> _DATA EXTRACT_
▽
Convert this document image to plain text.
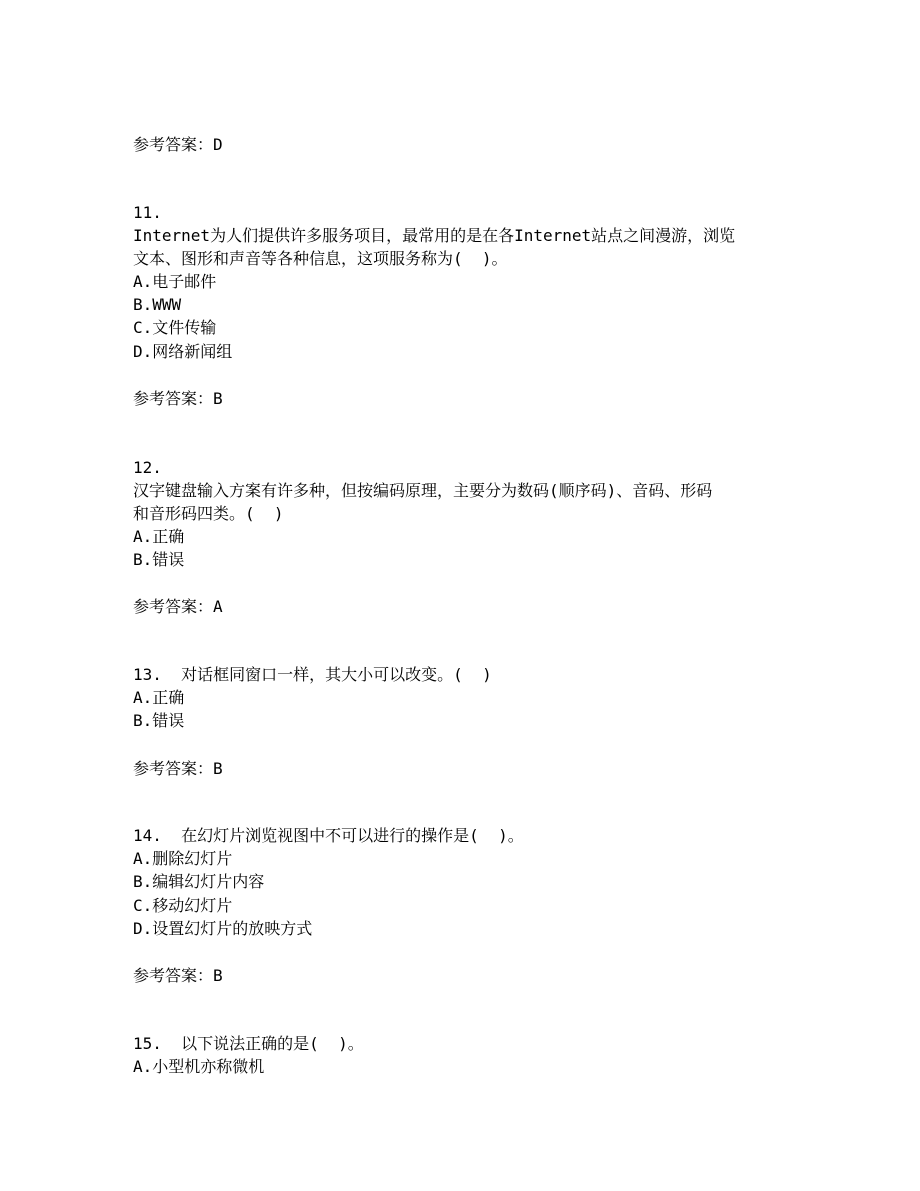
参考答案：D
11.
Internet为人们提供许多服务项目，最常用的是在各Internet站点之间漫游，浏览
文本、图形和声音等各种信息，这项服务称为(  )。
A.电子邮件
B.WWW
C.文件传输
D.网络新闻组
参考答案：B
12.
汉字键盘输入方案有许多种，但按编码原理，主要分为数码(顺序码)、音码、形码
和音形码四类。(  )
A.正确
B.错误
参考答案：A
13.  对话框同窗口一样，其大小可以改变。(  )
A.正确
B.错误
参考答案：B
14.  在幻灯片浏览视图中不可以进行的操作是(  )。
A.删除幻灯片
B.编辑幻灯片内容
C.移动幻灯片
D.设置幻灯片的放映方式
参考答案：B
15.  以下说法正确的是(  )。
A.小型机亦称微机
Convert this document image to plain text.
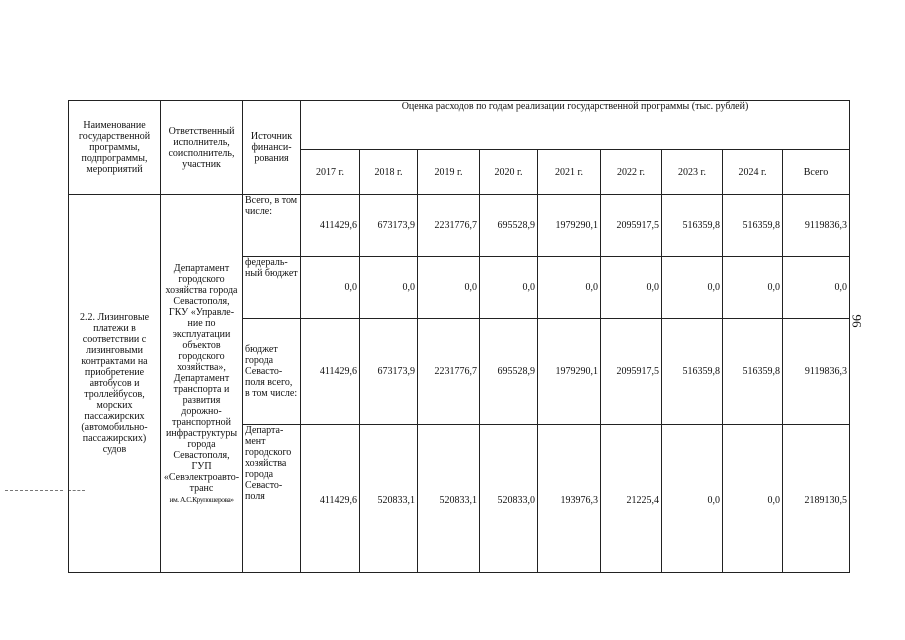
Наименование государственной программы, подпрограммы, мероприятий	Ответственный исполнитель, соисполнитель, участник	Источник финанси-рования	Оценка расходов по годам реализации государственной программы (тыс. рублей)								
			2017 г.	2018 г.	2019 г.	2020 г.	2021 г.	2022 г.	2023 г.	2024 г.	Всего
2.2. Лизинговые платежи в соответствии с лизинговыми контрактами на приобретение автобусов и троллейбусов, морских пассажирских (автомобильно-пассажирских) судов	Департамент городского хозяйства города Севастополя, ГКУ «Управле-ние по эксплуатации объектов городского хозяйства», Департамент транспорта и развития дорожно-транспортной инфраструктуры города Севастополя, ГУП «Севэлектроавто-транс
им. А.С.Крупошерова»	Всего, в том числе:	411429,6	673173,9	2231776,7	695528,9	1979290,1	2095917,5	516359,8	516359,8	9119836,3
		федераль-ный бюджет	0,0	0,0	0,0	0,0	0,0	0,0	0,0	0,0	0,0
		бюджет города Севасто-поля всего, в том числе:	411429,6	673173,9	2231776,7	695528,9	1979290,1	2095917,5	516359,8	516359,8	9119836,3
		Департа-мент городского хозяйства города Севасто-поля	411429,6	520833,1	520833,1	520833,0	193976,3	21225,4	0,0	0,0	2189130,5
96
△
> _STATED EXERCISE_
Establish how many lines of the records contain the string "города" and state that number without elaboration.

> _WRITTEN SOLUTION_
3